[Start of section]

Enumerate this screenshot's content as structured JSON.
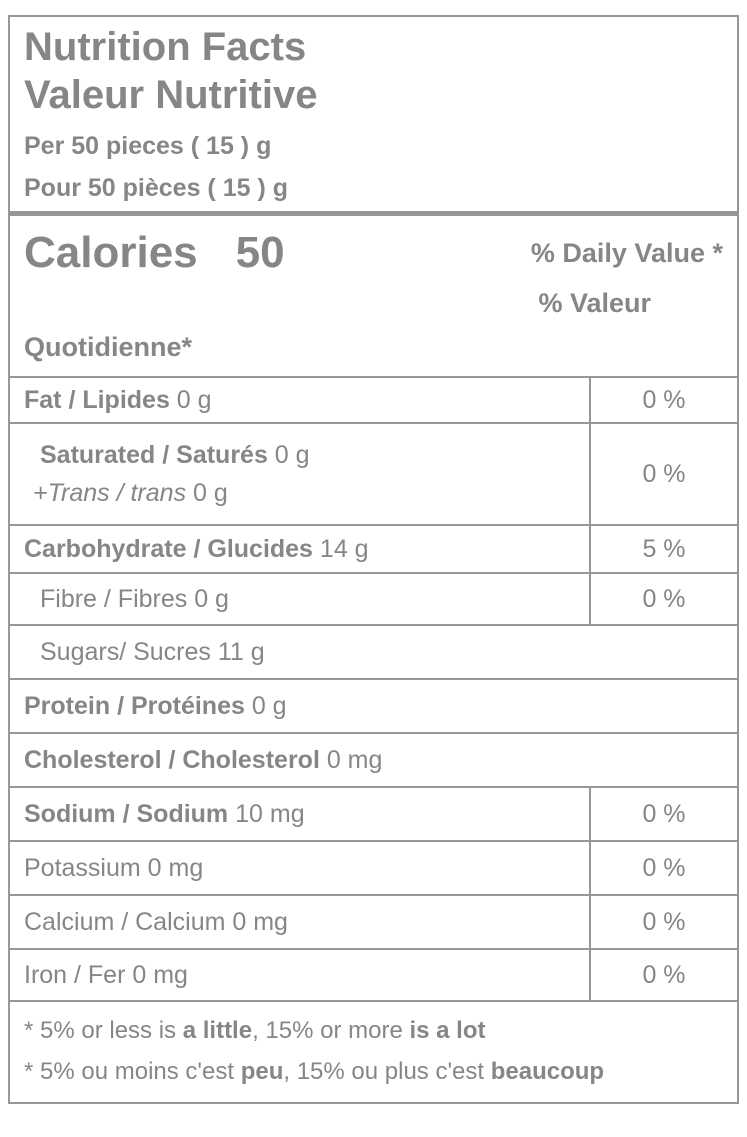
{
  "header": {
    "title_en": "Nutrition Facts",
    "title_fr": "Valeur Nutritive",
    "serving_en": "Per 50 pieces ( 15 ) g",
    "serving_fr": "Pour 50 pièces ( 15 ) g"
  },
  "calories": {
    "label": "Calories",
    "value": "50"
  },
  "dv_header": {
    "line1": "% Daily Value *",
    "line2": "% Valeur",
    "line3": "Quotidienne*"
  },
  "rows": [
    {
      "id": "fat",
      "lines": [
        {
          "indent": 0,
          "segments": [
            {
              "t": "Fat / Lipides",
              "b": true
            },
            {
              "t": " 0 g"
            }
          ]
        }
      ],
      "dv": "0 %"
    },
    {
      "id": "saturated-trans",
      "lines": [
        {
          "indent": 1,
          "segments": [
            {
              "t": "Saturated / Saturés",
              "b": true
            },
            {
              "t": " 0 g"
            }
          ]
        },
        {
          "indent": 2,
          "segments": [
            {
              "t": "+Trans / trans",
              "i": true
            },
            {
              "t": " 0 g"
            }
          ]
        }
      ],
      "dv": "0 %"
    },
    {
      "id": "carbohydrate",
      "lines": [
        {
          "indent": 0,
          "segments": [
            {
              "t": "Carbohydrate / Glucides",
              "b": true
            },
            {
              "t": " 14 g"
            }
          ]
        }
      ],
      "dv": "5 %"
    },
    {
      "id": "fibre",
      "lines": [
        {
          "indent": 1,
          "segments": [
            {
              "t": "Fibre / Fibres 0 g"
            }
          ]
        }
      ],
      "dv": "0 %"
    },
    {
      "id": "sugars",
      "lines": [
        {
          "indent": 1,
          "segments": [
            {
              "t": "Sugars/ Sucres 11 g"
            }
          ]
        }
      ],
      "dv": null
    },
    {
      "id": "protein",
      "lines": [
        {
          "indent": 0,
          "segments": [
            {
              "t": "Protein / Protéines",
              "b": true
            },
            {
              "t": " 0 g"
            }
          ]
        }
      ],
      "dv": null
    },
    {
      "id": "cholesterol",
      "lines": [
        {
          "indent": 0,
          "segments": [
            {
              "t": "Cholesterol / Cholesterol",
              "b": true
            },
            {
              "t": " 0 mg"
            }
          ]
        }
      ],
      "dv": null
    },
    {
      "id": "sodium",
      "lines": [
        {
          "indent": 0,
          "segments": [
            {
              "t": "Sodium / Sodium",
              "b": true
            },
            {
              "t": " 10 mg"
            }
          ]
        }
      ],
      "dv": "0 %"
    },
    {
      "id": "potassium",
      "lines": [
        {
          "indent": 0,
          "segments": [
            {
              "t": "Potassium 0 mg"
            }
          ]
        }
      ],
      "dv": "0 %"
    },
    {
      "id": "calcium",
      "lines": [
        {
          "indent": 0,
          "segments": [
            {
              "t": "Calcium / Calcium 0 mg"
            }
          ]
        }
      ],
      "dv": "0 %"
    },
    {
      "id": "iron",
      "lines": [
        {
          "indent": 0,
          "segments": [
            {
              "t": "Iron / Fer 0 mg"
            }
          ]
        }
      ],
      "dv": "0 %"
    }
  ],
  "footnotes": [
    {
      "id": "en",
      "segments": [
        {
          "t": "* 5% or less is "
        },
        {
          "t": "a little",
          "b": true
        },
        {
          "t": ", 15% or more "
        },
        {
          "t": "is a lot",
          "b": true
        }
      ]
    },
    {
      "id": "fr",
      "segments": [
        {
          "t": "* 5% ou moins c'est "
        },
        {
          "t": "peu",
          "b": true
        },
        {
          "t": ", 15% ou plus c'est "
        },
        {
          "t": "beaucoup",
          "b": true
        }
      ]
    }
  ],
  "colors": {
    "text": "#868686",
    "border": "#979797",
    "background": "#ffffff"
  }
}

[End of section]
[Start of section]

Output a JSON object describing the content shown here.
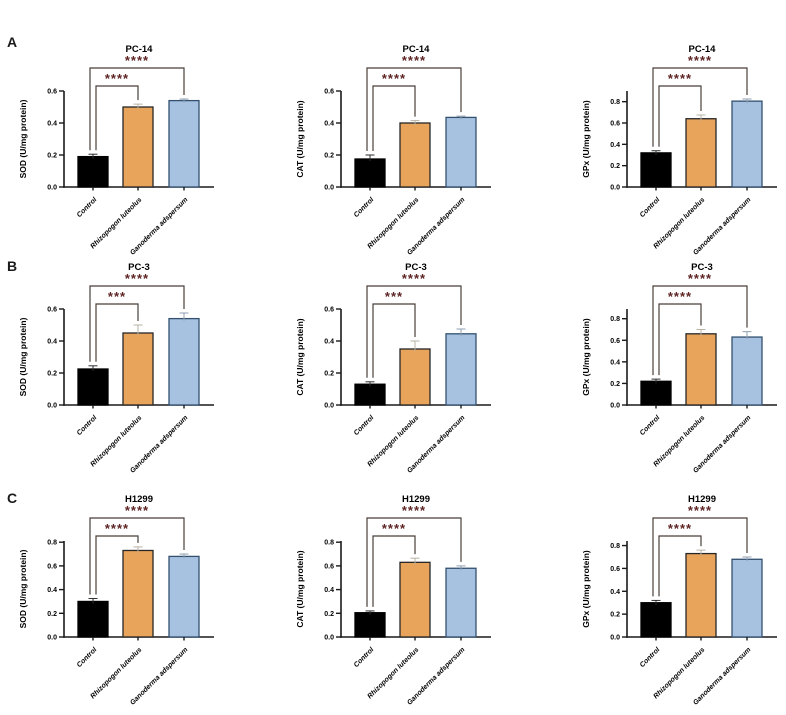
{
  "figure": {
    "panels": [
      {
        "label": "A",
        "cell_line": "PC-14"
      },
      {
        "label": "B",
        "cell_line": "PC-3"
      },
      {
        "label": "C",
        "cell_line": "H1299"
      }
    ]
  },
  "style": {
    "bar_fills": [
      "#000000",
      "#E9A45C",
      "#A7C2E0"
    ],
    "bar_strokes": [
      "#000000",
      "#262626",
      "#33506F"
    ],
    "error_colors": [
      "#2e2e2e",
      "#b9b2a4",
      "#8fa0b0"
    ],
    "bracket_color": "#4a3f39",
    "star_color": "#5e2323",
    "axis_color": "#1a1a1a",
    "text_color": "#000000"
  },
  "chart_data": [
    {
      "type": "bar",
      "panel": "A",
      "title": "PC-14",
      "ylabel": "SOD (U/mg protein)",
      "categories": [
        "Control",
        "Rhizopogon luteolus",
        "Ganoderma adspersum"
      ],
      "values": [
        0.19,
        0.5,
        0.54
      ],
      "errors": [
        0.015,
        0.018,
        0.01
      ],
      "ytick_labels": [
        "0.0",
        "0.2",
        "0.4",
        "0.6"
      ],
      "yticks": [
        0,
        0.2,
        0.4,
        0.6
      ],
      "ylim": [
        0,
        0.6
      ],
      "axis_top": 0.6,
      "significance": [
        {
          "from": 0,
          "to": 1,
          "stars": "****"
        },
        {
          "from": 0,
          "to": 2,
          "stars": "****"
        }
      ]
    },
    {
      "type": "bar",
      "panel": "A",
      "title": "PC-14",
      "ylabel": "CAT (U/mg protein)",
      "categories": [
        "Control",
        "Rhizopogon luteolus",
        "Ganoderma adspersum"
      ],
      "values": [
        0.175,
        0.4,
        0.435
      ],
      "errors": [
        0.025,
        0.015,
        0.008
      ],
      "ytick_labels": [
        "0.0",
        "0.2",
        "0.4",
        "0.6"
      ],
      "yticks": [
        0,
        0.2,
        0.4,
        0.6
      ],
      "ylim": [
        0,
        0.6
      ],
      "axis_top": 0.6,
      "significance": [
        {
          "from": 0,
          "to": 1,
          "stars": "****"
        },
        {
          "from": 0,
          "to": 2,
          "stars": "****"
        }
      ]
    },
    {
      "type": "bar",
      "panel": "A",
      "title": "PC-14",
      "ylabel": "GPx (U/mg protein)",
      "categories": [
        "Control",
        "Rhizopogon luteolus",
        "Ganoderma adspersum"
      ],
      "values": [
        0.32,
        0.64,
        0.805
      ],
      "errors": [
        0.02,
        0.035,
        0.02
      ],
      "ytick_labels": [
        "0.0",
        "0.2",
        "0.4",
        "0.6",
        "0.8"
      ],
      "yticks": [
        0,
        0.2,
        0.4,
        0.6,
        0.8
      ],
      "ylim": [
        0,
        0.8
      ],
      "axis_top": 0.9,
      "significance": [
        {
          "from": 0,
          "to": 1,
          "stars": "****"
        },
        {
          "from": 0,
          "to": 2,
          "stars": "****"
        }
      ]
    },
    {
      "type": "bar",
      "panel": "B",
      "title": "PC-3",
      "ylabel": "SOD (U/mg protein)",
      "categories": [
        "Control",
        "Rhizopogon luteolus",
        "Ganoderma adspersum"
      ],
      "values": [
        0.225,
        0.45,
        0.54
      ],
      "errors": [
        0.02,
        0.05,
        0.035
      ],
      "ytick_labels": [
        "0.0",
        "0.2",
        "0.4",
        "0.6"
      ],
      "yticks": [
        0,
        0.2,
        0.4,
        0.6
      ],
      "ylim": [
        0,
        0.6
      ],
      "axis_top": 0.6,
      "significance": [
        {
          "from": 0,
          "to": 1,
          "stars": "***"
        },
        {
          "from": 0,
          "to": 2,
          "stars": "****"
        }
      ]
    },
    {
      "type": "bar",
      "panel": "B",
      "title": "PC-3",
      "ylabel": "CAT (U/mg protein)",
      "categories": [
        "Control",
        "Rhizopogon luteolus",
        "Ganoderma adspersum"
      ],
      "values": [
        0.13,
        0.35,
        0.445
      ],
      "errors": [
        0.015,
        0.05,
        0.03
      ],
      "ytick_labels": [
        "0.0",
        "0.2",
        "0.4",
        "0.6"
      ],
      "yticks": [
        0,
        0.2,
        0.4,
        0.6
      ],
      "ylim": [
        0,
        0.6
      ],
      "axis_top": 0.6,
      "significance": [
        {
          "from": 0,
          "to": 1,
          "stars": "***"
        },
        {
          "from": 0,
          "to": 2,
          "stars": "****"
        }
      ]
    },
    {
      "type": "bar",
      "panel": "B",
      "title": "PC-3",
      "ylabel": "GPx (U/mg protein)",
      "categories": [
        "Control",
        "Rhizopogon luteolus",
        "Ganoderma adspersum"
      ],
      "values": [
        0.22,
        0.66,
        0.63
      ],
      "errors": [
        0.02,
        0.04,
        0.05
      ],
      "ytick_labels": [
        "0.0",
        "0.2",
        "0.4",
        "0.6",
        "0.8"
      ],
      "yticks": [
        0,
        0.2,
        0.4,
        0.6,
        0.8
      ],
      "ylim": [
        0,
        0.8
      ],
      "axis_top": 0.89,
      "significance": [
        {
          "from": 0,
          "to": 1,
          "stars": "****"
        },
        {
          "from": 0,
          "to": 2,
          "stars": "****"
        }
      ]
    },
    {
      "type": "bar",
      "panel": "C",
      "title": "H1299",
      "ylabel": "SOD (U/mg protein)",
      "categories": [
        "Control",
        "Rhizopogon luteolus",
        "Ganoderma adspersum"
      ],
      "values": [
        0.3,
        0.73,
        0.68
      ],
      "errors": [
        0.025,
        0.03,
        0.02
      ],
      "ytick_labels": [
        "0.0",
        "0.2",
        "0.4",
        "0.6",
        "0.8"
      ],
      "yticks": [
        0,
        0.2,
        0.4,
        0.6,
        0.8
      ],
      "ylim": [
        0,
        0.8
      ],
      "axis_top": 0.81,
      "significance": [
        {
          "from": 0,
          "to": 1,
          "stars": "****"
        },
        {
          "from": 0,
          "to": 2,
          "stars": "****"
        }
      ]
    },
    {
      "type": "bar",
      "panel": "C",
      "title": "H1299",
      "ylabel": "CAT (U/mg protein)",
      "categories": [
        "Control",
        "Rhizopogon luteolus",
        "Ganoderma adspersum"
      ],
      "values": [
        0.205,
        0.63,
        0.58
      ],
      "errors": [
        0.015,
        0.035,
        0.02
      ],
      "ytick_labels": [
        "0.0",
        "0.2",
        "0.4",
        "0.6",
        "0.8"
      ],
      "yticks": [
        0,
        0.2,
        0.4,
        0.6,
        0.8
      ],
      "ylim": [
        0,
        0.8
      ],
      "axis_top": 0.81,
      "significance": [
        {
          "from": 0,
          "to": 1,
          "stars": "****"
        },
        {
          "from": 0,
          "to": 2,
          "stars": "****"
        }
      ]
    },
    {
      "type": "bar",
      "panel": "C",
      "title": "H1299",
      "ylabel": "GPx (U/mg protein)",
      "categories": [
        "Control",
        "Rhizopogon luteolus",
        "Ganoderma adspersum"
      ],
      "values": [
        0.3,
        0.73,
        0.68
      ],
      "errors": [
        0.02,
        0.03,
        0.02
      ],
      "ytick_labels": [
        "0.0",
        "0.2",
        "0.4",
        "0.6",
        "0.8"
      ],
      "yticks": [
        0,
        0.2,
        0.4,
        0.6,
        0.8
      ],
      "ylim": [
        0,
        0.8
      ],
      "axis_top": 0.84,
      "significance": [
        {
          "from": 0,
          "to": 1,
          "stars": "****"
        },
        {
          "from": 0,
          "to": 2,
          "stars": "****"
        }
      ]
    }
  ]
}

[End of section]

▶ [Task prompt]: Check each line of the data for the word "content", then state only how many lines hold it.

▶ [Completed exercise]: 2